**Stated exercise**
Type every record exactly as it appears.

**Supplied records**
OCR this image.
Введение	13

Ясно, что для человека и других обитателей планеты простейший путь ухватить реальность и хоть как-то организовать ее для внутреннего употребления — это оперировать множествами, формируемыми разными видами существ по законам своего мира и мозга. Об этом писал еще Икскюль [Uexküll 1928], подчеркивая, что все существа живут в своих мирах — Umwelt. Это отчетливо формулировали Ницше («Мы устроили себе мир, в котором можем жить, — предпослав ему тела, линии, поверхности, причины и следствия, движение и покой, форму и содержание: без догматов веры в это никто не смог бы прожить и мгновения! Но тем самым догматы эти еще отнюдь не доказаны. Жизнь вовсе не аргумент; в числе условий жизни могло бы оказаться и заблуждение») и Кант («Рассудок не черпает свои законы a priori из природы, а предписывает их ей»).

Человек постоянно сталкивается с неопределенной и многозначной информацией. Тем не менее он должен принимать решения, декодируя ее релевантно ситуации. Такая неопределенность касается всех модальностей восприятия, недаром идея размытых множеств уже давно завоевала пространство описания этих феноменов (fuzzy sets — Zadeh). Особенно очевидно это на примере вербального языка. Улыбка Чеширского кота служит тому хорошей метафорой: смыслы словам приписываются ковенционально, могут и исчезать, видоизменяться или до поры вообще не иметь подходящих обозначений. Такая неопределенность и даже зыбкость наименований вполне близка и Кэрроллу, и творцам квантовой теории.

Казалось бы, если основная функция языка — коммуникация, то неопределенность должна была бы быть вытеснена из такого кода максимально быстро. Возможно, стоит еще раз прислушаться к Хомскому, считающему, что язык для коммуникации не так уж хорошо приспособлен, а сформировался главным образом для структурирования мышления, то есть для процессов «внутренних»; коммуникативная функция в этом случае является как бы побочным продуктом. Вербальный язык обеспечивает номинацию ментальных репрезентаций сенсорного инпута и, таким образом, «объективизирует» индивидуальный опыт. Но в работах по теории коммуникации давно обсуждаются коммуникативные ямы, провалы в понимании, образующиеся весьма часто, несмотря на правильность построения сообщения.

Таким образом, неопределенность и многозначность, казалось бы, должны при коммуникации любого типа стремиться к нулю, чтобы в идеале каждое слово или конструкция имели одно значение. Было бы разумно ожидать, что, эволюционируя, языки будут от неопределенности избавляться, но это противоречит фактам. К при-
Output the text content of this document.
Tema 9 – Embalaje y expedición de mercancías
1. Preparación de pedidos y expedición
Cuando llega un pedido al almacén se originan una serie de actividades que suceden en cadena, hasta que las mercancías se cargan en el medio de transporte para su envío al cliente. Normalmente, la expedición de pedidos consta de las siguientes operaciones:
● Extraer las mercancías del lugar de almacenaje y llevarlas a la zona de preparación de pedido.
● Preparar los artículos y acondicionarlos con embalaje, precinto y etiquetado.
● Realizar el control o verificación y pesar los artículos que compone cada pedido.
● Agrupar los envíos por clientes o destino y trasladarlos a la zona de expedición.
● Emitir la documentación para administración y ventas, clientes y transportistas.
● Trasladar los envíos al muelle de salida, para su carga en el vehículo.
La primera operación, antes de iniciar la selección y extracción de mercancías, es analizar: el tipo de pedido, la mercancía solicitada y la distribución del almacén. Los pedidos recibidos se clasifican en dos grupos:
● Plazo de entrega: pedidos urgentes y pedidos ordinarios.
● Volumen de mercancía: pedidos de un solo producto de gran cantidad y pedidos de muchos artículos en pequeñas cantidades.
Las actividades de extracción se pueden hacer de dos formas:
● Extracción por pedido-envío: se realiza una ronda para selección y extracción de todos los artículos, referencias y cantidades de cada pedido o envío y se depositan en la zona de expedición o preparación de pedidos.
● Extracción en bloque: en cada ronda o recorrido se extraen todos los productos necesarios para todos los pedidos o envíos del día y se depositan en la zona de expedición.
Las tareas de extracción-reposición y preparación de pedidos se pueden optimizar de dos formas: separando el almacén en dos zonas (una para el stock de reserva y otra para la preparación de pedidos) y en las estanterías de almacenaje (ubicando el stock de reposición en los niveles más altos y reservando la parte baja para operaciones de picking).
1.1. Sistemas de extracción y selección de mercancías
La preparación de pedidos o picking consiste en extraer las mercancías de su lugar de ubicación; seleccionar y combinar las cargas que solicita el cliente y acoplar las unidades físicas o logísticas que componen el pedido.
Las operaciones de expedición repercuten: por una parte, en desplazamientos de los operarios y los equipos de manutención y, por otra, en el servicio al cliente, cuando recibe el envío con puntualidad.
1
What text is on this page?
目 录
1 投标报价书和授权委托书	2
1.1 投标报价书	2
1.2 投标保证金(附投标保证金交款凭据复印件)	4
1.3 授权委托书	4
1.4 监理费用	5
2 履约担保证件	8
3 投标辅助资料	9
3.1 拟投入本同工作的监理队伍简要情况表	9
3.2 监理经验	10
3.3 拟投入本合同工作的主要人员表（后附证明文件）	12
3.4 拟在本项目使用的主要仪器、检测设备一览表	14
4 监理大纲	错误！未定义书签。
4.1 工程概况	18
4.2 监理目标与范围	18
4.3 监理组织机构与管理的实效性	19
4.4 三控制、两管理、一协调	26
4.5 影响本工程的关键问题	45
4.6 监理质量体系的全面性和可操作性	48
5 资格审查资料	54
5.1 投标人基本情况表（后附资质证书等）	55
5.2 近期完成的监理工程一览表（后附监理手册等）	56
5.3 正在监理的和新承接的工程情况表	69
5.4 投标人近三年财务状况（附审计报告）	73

**Solution**
OCR this image.
Введение	13

Ясно, что для человека и других обитателей планеты простейший путь ухватить реальность и хоть как-то организовать ее для внутреннего употребления — это оперировать множествами, формируемыми разными видами существ по законам своего мира и мозга. Об этом писал еще Икскюль [Uexküll 1928], подчеркивая, что все существа живут в своих мирах — Umwelt. Это отчетливо формулировали Ницше («Мы устроили себе мир, в котором можем жить, — предпослав ему тела, линии, поверхности, причины и следствия, движение и покой, форму и содержание: без догматов веры в это никто не смог бы прожить и мгновения! Но тем самым догматы эти еще отнюдь не доказаны. Жизнь вовсе не аргумент; в числе условий жизни могло бы оказаться и заблуждение») и Кант («Рассудок не черпает свои законы a priori из природы, а предписывает их ей»).

Человек постоянно сталкивается с неопределенной и многозначной информацией. Тем не менее он должен принимать решения, декодируя ее релевантно ситуации. Такая неопределенность касается всех модальностей восприятия, недаром идея размытых множеств уже давно завоевала пространство описания этих феноменов (fuzzy sets — Zadeh). Особенно очевидно это на примере вербального языка. Улыбка Чеширского кота служит тому хорошей метафорой: смыслы словам приписываются ковенционально, могут и исчезать, видоизменяться или до поры вообще не иметь подходящих обозначений. Такая неопределенность и даже зыбкость наименований вполне близка и Кэрроллу, и творцам квантовой теории.

Казалось бы, если основная функция языка — коммуникация, то неопределенность должна была бы быть вытеснена из такого кода максимально быстро. Возможно, стоит еще раз прислушаться к Хомскому, считающему, что язык для коммуникации не так уж хорошо приспособлен, а сформировался главным образом для структурирования мышления, то есть для процессов «внутренних»; коммуникативная функция в этом случае является как бы побочным продуктом. Вербальный язык обеспечивает номинацию ментальных репрезентаций сенсорного инпута и, таким образом, «объективизирует» индивидуальный опыт. Но в работах по теории коммуникации давно обсуждаются коммуникативные ямы, провалы в понимании, образующиеся весьма часто, несмотря на правильность построения сообщения.

Таким образом, неопределенность и многозначность, казалось бы, должны при коммуникации любого типа стремиться к нулю, чтобы в идеале каждое слово или конструкция имели одно значение. Было бы разумно ожидать, что, эволюционируя, языки будут от неопределенности избавляться, но это противоречит фактам. К при-
Output the text content of this document.
Tema 9 – Embalaje y expedición de mercancías
1. Preparación de pedidos y expedición
Cuando llega un pedido al almacén se originan una serie de actividades que suceden en cadena, hasta que las mercancías se cargan en el medio de transporte para su envío al cliente. Normalmente, la expedición de pedidos consta de las siguientes operaciones:
● Extraer las mercancías del lugar de almacenaje y llevarlas a la zona de preparación de pedido.
● Preparar los artículos y acondicionarlos con embalaje, precinto y etiquetado.
● Realizar el control o verificación y pesar los artículos que compone cada pedido.
● Agrupar los envíos por clientes o destino y trasladarlos a la zona de expedición.
● Emitir la documentación para administración y ventas, clientes y transportistas.
● Trasladar los envíos al muelle de salida, para su carga en el vehículo.
La primera operación, antes de iniciar la selección y extracción de mercancías, es analizar: el tipo de pedido, la mercancía solicitada y la distribución del almacén. Los pedidos recibidos se clasifican en dos grupos:
● Plazo de entrega: pedidos urgentes y pedidos ordinarios.
● Volumen de mercancía: pedidos de un solo producto de gran cantidad y pedidos de muchos artículos en pequeñas cantidades.
Las actividades de extracción se pueden hacer de dos formas:
● Extracción por pedido-envío: se realiza una ronda para selección y extracción de todos los artículos, referencias y cantidades de cada pedido o envío y se depositan en la zona de expedición o preparación de pedidos.
● Extracción en bloque: en cada ronda o recorrido se extraen todos los productos necesarios para todos los pedidos o envíos del día y se depositan en la zona de expedición.
Las tareas de extracción-reposición y preparación de pedidos se pueden optimizar de dos formas: separando el almacén en dos zonas (una para el stock de reserva y otra para la preparación de pedidos) y en las estanterías de almacenaje (ubicando el stock de reposición en los niveles más altos y reservando la parte baja para operaciones de picking).
1.1. Sistemas de extracción y selección de mercancías
La preparación de pedidos o picking consiste en extraer las mercancías de su lugar de ubicación; seleccionar y combinar las cargas que solicita el cliente y acoplar las unidades físicas o logísticas que componen el pedido.
Las operaciones de expedición repercuten: por una parte, en desplazamientos de los operarios y los equipos de manutención y, por otra, en el servicio al cliente, cuando recibe el envío con puntualidad.
1
What text is on this page?
目 录
1 投标报价书和授权委托书	2
1.1 投标报价书	2
1.2 投标保证金(附投标保证金交款凭据复印件)	4
1.3 授权委托书	4
1.4 监理费用	5
2 履约担保证件	8
3 投标辅助资料	9
3.1 拟投入本同工作的监理队伍简要情况表	9
3.2 监理经验	10
3.3 拟投入本合同工作的主要人员表（后附证明文件）	12
3.4 拟在本项目使用的主要仪器、检测设备一览表	14
4 监理大纲	错误！未定义书签。
4.1 工程概况	18
4.2 监理目标与范围	18
4.3 监理组织机构与管理的实效性	19
4.4 三控制、两管理、一协调	26
4.5 影响本工程的关键问题	45
4.6 监理质量体系的全面性和可操作性	48
5 资格审查资料	54
5.1 投标人基本情况表（后附资质证书等）	55
5.2 近期完成的监理工程一览表（后附监理手册等）	56
5.3 正在监理的和新承接的工程情况表	69
5.4 投标人近三年财务状况（附审计报告）	73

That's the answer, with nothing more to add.